課題の内容:
データのうち、"legend-item-2: S11 - sim." を含む行から始めて "triangle-marker bbox=[205, 116, 221, 130]" を含む行で終わるまでの各行を、一字も変えずに返すこと。

データ抜粋:
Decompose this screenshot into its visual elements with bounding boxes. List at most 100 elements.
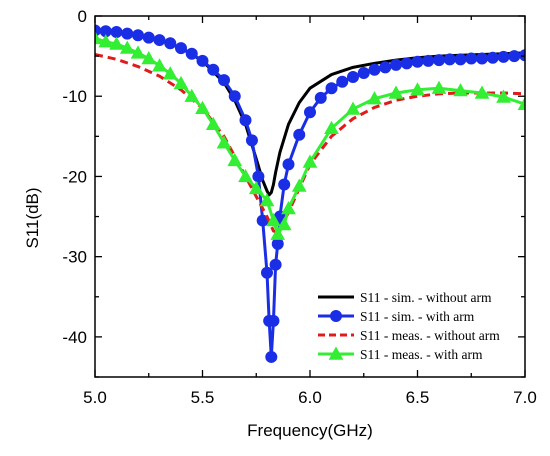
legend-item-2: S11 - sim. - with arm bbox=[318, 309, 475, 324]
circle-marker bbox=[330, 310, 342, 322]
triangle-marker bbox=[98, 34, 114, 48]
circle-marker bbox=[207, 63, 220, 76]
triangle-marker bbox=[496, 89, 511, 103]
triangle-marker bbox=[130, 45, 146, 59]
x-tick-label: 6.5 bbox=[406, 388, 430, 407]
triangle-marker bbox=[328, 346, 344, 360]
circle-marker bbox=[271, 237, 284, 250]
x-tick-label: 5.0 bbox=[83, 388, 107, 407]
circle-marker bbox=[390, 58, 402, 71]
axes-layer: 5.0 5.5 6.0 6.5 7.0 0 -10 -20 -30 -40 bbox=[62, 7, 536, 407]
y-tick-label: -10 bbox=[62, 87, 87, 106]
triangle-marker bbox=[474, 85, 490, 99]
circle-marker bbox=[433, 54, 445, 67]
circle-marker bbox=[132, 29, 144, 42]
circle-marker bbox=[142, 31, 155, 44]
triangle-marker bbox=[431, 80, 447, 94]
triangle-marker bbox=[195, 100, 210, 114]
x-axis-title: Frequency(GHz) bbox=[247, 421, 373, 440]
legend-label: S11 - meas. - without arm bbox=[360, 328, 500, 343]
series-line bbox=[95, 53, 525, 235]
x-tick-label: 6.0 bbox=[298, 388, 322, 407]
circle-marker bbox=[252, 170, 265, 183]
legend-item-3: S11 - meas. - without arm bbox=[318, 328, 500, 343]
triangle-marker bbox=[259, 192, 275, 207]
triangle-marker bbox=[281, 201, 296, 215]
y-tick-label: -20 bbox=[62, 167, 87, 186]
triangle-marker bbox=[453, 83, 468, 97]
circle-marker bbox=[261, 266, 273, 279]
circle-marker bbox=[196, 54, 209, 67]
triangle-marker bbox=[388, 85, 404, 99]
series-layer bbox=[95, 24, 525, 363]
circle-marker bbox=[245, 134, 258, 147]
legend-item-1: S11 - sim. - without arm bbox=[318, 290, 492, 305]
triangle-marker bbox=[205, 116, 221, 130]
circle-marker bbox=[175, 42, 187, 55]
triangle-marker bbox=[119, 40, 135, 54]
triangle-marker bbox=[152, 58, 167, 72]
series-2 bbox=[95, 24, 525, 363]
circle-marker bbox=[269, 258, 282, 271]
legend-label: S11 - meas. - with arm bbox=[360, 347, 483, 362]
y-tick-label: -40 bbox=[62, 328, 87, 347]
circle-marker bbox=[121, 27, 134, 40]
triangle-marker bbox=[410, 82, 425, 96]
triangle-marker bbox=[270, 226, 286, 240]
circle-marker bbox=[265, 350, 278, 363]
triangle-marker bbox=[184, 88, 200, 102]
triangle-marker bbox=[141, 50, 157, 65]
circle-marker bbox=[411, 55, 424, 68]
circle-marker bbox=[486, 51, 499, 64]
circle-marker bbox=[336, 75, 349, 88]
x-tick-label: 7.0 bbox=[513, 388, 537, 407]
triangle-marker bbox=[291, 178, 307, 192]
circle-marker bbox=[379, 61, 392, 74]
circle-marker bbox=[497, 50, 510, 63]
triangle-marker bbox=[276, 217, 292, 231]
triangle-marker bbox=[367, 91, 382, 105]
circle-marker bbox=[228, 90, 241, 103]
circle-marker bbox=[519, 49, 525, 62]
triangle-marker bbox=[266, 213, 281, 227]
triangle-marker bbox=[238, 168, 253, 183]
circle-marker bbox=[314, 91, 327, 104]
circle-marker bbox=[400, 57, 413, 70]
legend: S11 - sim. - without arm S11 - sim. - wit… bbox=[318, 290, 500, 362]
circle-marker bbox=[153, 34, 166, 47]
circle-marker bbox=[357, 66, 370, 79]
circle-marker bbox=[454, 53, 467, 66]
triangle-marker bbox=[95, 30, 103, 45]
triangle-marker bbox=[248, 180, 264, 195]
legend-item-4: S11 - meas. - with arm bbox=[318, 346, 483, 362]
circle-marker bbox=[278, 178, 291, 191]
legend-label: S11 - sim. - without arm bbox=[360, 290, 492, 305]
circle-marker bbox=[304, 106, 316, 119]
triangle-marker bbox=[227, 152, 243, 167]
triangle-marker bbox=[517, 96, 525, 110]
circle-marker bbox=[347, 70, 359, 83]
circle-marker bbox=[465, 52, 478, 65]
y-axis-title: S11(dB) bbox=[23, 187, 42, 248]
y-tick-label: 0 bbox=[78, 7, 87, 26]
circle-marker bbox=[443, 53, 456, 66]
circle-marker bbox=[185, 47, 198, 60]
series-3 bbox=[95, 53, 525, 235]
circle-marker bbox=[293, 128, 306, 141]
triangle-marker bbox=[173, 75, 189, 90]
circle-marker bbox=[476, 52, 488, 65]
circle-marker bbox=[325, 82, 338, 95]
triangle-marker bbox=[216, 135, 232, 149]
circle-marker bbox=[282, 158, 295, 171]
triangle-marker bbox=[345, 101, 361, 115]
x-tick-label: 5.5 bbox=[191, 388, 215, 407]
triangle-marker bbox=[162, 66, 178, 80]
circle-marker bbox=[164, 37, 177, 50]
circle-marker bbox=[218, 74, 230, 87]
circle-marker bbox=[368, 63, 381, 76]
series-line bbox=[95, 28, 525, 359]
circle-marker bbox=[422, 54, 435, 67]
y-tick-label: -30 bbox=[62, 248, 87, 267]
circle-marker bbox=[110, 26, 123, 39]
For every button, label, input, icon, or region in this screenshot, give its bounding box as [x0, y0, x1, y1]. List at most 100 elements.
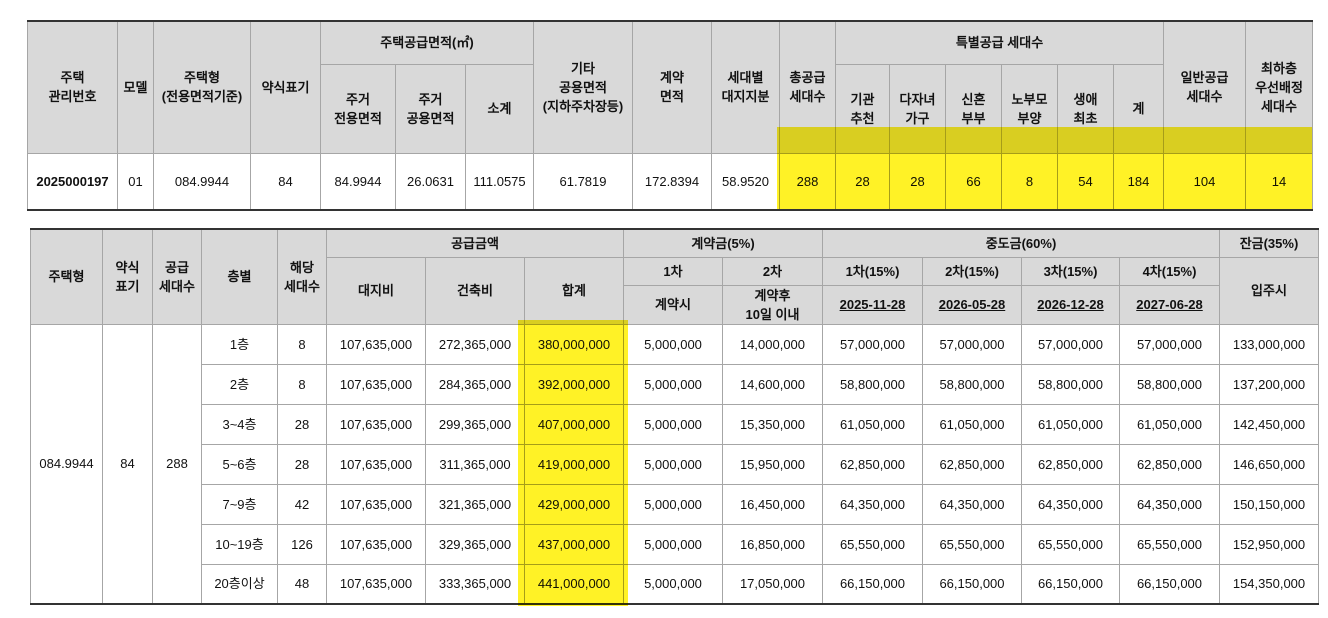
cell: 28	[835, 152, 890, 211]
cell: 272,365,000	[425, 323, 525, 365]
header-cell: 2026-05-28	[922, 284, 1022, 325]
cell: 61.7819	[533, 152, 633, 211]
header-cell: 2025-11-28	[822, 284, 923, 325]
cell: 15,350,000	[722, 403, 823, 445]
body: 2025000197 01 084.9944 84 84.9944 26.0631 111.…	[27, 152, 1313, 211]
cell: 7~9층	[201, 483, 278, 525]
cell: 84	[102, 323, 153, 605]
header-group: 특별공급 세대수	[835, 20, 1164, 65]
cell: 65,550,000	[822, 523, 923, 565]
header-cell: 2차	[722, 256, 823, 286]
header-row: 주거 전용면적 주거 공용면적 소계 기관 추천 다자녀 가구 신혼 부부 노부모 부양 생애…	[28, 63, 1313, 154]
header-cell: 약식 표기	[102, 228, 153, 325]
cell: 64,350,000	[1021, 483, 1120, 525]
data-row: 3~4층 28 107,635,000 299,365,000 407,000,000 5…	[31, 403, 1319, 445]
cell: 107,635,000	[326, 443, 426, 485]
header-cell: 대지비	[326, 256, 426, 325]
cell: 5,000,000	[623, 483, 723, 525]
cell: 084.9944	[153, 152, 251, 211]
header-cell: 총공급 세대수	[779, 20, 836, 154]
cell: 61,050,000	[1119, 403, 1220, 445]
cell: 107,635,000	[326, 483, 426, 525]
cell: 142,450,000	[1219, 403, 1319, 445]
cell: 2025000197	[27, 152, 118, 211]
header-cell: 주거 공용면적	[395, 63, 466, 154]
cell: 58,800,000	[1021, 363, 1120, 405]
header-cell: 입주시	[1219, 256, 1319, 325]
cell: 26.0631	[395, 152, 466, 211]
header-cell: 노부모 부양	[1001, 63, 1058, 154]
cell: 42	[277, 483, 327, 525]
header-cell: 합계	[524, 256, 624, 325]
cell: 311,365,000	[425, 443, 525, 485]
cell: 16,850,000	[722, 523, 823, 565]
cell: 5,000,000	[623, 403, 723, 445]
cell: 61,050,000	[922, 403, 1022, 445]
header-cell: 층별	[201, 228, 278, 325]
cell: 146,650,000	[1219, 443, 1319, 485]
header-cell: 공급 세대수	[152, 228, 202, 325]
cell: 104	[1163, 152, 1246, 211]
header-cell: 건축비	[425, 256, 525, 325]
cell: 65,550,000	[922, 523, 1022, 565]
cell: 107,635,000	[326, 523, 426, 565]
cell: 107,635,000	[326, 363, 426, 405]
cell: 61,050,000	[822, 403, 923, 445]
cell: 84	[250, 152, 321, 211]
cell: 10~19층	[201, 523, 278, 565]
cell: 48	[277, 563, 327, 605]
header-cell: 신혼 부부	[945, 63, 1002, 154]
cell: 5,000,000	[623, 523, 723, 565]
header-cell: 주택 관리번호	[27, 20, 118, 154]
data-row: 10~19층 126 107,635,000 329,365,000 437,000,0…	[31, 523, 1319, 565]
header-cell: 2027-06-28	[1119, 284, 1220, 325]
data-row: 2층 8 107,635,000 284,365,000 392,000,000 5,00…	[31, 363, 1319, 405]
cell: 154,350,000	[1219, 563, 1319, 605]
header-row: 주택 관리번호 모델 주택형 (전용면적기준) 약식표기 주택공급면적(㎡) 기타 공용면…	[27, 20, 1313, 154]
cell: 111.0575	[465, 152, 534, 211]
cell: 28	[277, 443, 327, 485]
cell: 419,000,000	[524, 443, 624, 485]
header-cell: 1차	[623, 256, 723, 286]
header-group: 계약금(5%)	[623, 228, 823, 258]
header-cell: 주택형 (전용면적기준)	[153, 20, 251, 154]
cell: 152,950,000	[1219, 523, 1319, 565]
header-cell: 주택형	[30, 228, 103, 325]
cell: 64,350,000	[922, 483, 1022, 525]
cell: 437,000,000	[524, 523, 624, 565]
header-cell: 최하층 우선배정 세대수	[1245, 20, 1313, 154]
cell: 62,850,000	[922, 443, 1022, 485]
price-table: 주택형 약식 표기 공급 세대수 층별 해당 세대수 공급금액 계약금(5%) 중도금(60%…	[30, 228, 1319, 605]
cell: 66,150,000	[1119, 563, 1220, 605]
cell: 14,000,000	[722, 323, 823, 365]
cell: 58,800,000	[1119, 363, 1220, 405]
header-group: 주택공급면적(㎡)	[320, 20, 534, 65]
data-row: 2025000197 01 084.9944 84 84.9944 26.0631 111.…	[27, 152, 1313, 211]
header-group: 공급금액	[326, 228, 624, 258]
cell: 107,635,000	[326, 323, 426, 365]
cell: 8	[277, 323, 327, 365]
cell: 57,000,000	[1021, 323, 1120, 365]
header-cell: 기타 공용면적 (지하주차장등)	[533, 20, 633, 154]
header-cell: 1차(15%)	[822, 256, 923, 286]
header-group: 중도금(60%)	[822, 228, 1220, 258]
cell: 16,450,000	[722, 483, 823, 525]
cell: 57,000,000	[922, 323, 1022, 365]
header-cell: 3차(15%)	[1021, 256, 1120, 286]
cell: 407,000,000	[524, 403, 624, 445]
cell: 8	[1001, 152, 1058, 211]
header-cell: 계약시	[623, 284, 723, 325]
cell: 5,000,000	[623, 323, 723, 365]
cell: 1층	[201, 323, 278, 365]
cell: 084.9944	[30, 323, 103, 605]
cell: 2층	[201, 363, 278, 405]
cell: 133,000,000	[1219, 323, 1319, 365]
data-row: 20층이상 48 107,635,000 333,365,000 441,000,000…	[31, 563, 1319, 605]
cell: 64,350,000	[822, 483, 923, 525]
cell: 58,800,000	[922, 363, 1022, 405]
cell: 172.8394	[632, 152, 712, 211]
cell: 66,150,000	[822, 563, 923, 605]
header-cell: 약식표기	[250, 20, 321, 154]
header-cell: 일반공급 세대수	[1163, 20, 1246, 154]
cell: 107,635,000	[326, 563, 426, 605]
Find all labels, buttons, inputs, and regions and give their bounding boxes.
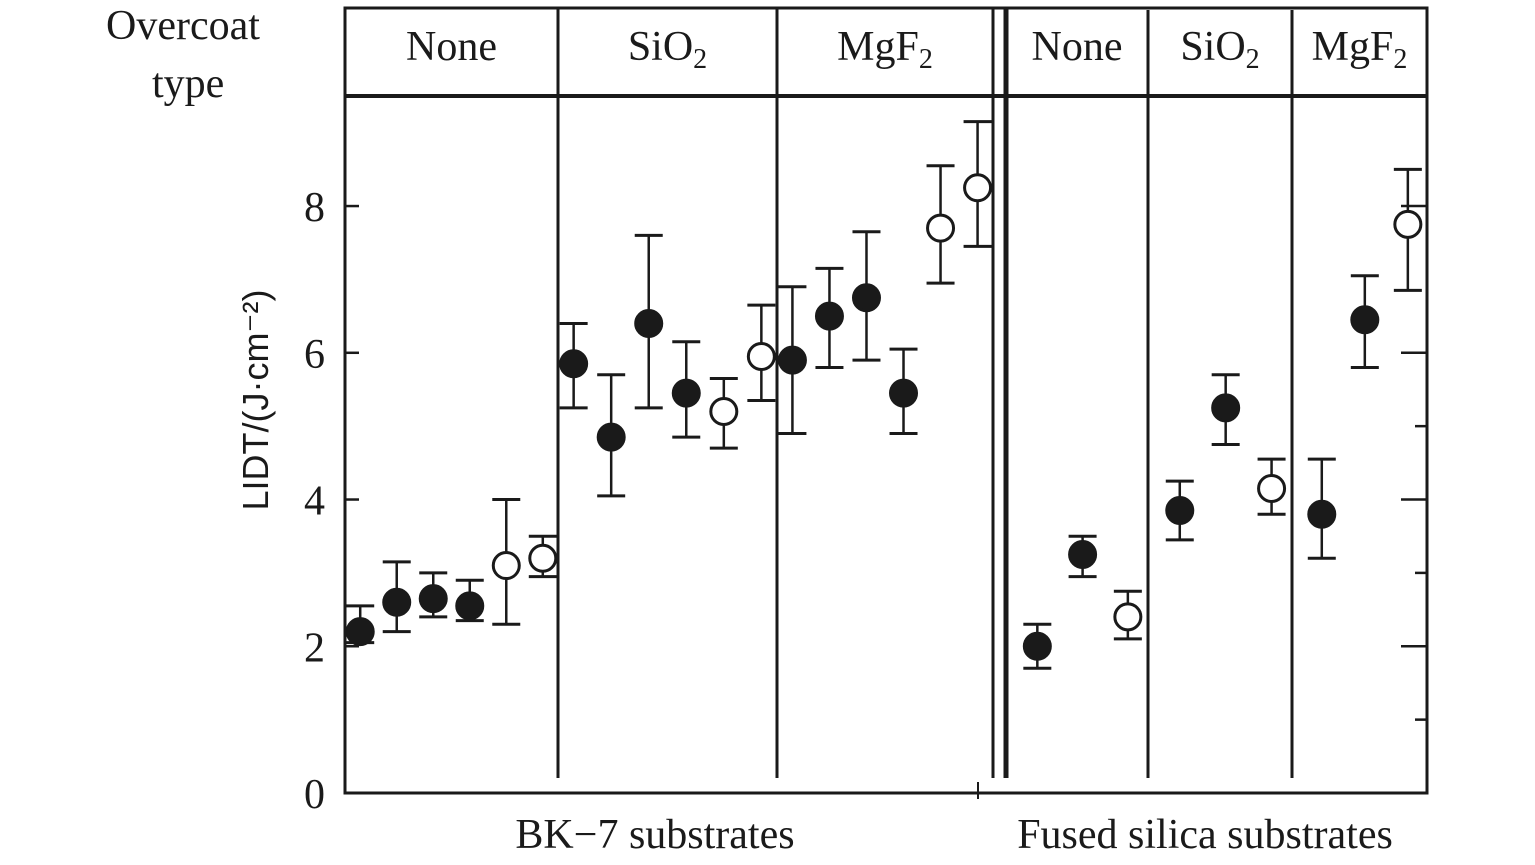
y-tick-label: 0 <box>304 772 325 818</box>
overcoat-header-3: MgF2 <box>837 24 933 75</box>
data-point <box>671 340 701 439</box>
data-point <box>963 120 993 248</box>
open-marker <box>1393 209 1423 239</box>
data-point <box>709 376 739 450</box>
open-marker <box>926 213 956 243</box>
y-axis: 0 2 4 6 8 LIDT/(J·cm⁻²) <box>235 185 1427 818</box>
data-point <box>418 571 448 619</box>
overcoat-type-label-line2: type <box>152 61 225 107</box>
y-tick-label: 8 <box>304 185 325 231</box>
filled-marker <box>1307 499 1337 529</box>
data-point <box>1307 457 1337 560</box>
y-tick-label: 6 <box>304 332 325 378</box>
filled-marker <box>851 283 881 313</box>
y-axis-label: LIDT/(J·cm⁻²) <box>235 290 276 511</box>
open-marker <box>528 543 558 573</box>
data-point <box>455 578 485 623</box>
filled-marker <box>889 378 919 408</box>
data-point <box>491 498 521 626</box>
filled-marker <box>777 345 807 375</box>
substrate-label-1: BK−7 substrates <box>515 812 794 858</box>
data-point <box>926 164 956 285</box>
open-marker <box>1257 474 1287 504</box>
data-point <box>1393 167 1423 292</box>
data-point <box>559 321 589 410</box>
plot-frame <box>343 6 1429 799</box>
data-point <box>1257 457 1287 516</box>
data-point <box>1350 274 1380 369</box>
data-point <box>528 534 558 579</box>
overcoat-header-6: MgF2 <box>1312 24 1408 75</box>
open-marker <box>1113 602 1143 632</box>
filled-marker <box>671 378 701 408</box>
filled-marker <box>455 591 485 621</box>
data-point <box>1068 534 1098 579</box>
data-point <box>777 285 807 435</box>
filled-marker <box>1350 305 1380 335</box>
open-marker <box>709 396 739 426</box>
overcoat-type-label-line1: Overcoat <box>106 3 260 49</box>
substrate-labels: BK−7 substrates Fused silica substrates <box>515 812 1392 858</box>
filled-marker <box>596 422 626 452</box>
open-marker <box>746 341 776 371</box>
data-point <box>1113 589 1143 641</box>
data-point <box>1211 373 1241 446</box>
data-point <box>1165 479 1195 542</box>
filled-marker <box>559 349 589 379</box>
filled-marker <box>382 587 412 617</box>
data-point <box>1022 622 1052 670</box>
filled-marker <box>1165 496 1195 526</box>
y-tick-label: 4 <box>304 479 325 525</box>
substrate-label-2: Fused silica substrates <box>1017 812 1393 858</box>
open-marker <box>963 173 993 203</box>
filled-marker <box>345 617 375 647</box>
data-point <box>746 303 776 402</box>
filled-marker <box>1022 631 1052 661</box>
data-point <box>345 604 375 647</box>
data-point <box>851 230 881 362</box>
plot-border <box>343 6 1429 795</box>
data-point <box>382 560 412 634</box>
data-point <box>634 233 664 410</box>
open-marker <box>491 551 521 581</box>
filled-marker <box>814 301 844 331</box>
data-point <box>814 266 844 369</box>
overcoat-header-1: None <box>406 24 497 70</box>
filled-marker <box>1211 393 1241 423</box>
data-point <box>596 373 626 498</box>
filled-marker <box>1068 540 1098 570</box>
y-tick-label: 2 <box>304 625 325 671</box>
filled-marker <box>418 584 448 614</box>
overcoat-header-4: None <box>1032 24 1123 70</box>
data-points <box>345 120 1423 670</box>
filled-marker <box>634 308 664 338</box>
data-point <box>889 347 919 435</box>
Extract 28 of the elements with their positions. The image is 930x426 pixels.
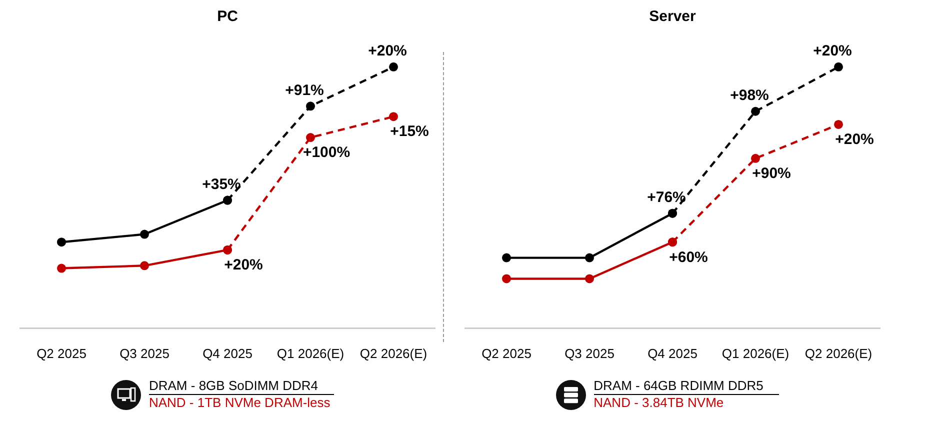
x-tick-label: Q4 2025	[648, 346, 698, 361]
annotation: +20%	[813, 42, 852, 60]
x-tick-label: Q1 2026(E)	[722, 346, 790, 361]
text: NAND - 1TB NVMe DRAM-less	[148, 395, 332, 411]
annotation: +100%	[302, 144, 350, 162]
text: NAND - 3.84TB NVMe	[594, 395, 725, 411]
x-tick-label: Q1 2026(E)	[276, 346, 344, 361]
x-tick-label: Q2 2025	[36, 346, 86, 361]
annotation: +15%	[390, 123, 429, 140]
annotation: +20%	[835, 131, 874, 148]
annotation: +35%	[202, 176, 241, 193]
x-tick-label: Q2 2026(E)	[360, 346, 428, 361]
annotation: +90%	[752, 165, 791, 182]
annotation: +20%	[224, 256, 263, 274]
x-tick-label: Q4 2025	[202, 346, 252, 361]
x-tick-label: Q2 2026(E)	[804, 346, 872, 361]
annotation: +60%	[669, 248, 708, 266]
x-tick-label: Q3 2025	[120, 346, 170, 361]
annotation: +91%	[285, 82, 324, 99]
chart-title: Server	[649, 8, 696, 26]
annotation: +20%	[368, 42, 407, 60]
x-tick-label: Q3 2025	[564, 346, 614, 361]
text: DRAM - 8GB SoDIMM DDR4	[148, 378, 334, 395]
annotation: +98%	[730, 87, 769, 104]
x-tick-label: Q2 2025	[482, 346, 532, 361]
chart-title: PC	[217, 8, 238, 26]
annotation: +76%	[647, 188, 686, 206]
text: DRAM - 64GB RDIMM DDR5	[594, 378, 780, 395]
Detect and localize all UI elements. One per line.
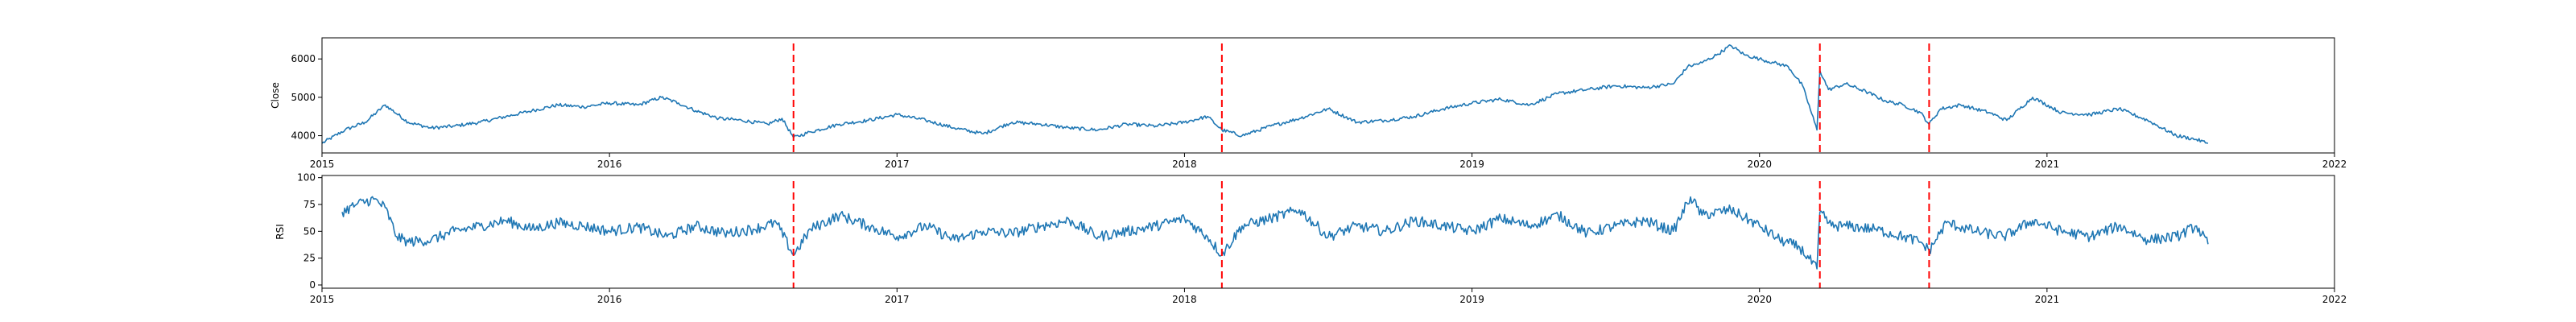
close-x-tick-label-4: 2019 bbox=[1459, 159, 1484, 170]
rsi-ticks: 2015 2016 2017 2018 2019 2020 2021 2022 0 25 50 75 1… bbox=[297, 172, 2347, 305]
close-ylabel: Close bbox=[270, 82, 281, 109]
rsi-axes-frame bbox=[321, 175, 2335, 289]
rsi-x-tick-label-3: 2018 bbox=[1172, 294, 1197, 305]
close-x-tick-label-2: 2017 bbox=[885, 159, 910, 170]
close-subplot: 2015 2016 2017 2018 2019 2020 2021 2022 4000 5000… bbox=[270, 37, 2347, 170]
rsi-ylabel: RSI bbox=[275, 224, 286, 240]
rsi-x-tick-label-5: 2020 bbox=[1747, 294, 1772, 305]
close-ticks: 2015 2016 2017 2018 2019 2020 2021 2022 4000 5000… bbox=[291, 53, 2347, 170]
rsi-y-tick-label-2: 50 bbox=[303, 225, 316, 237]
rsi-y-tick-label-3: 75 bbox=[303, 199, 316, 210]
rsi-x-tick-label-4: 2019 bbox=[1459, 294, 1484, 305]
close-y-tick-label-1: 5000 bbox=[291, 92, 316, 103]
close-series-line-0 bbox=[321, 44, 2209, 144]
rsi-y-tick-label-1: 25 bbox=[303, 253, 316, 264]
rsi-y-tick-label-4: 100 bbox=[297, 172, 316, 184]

完全な解答:
legend-item-2: S11 - sim. - with arm bbox=[318, 309, 475, 324]
circle-marker bbox=[330, 310, 342, 322]
triangle-marker bbox=[98, 34, 114, 48]
circle-marker bbox=[207, 63, 220, 76]
triangle-marker bbox=[496, 89, 511, 103]
triangle-marker bbox=[130, 45, 146, 59]
x-tick-label: 6.5 bbox=[406, 388, 430, 407]
triangle-marker bbox=[328, 346, 344, 360]
circle-marker bbox=[271, 237, 284, 250]
x-tick-label: 5.0 bbox=[83, 388, 107, 407]
circle-marker bbox=[390, 58, 402, 71]
axes-layer: 5.0 5.5 6.0 6.5 7.0 0 -10 -20 -30 -40 bbox=[62, 7, 536, 407]
y-tick-label: -10 bbox=[62, 87, 87, 106]
triangle-marker bbox=[474, 85, 490, 99]
circle-marker bbox=[433, 54, 445, 67]
circle-marker bbox=[132, 29, 144, 42]
circle-marker bbox=[142, 31, 155, 44]
triangle-marker bbox=[431, 80, 447, 94]
triangle-marker bbox=[195, 100, 210, 114]
x-axis-title: Frequency(GHz) bbox=[247, 421, 373, 440]
legend-label: S11 - meas. - without arm bbox=[360, 328, 500, 343]
series-line bbox=[95, 53, 525, 235]
x-tick-label: 6.0 bbox=[298, 388, 322, 407]
circle-marker bbox=[252, 170, 265, 183]
legend-item-3: S11 - meas. - without arm bbox=[318, 328, 500, 343]
triangle-marker bbox=[259, 192, 275, 207]
triangle-marker bbox=[281, 201, 296, 215]
y-tick-label: -20 bbox=[62, 167, 87, 186]
triangle-marker bbox=[453, 83, 468, 97]
circle-marker bbox=[261, 266, 273, 279]
circle-marker bbox=[196, 54, 209, 67]
triangle-marker bbox=[388, 85, 404, 99]
series-layer bbox=[95, 24, 525, 363]
circle-marker bbox=[245, 134, 258, 147]
legend-item-1: S11 - sim. - without arm bbox=[318, 290, 492, 305]
triangle-marker bbox=[205, 116, 221, 130]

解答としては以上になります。